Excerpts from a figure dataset
────────────────────────────────────────

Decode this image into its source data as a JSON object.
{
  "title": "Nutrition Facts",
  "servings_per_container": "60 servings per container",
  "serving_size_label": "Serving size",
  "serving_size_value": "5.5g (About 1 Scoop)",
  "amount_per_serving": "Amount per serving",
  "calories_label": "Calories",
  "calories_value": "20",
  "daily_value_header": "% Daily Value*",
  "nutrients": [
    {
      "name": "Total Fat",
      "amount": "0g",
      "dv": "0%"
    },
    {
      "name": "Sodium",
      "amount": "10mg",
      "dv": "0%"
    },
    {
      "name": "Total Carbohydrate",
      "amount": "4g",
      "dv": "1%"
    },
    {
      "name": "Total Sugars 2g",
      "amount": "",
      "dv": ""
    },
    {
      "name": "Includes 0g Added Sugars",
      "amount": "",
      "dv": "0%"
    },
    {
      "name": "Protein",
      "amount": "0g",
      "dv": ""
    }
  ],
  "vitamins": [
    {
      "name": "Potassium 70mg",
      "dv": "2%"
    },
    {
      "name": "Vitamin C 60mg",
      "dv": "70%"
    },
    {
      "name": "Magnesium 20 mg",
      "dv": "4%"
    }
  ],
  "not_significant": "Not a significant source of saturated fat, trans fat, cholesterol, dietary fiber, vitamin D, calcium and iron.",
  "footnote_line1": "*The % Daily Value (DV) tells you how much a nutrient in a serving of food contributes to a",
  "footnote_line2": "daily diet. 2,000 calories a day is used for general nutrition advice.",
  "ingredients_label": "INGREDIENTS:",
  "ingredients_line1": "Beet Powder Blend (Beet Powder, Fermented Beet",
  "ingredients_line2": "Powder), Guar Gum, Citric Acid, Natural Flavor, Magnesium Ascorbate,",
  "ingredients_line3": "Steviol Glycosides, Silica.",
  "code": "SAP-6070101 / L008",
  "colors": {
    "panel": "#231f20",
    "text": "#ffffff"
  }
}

────────────────────────────────────────

-- HOW TO COMPLETE THIS TASK --
Scan the records above for the word "source". Show each line in which it appears.

-- OUTPUT FOR THIS EXERCISE --
Decode this image into its source data as a JSON object.
  "not_significant": "Not a significant source of saturated fat, trans fat, cholesterol, dietary fiber, vitamin D, calcium and iron.",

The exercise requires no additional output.